* **WHAT TO DO**
Which lines hold the string "Measurment"? Copy every one of them.
-- begin RECORDS --
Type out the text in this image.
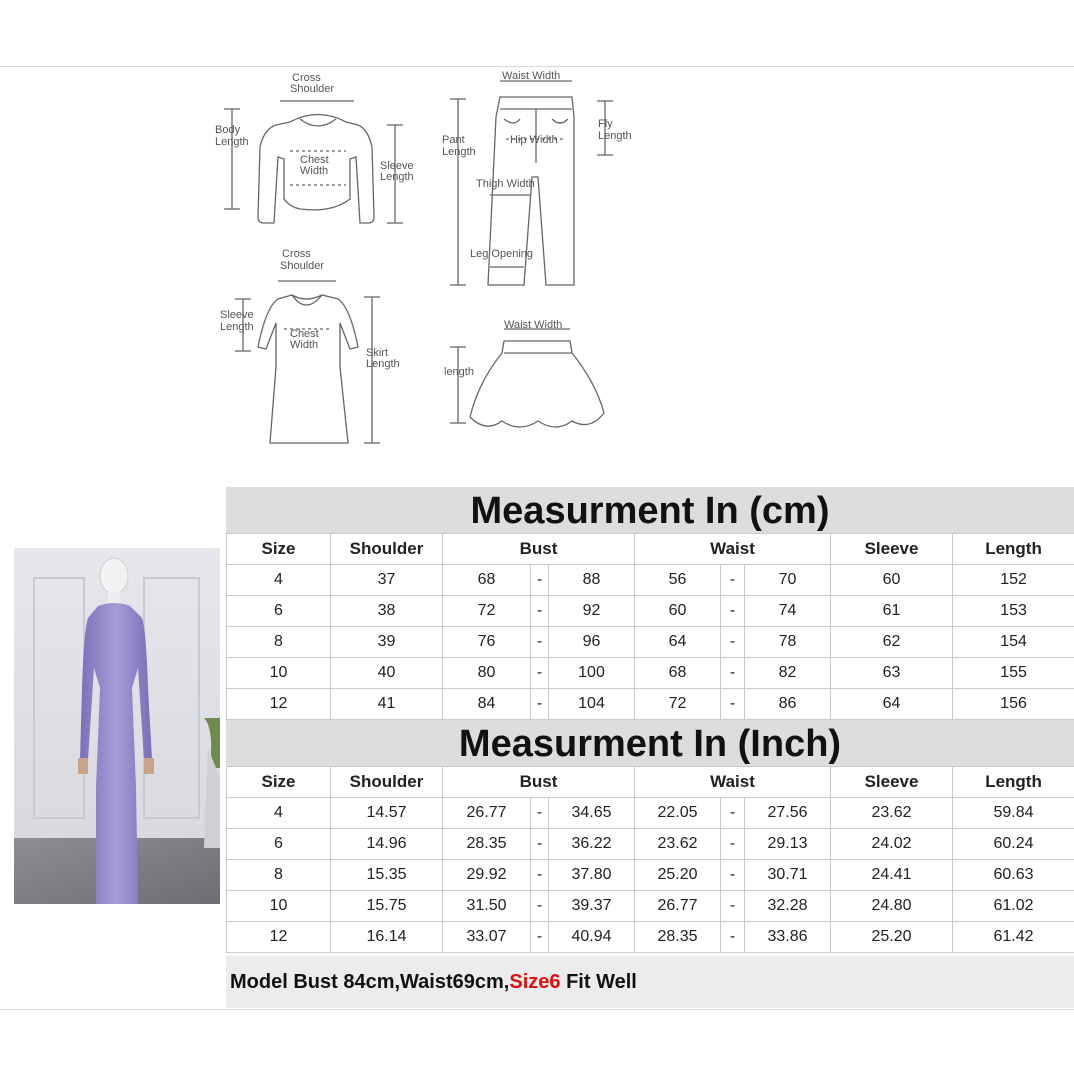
Cross
Shoulder
Body
Length
Chest
Width	Sleeve
Length
Waist Width
Pant
Length
Hip Width
Fly
Length
Thigh Width
Leg Opening
Cross
Shoulder
Sleeve
Length
Chest
Width
Skirt
Length
Waist Width
length
Measurment In (cm)
Size	Shoulder	Bust			Waist			Sleeve	Length
4	37	68	-	88	56	-	70	60	152
6	38	72	-	92	60	-	74	61	153
8	39	76	-	96	64	-	78	62	154
10	40	80	-	100	68	-	82	63	155
12	41	84	-	104	72	-	86	64	156
Measurment In (Inch)
Size	Shoulder	Bust			Waist			Sleeve	Length
4	14.57	26.77	-	34.65	22.05	-	27.56	23.62	59.84
6	14.96	28.35	-	36.22	23.62	-	29.13	24.02	60.24
8	15.35	29.92	-	37.80	25.20	-	30.71	24.41	60.63
10	15.75	31.50	-	39.37	26.77	-	32.28	24.80	61.02
12	16.14	33.07	-	40.94	28.35	-	33.86	25.20	61.42
Model Bust 84cm,Waist69cm,Size6 Fit Well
-- end RECORDS --
* **WRITTEN ANSWER**
Measurment In (cm)
Measurment In (Inch)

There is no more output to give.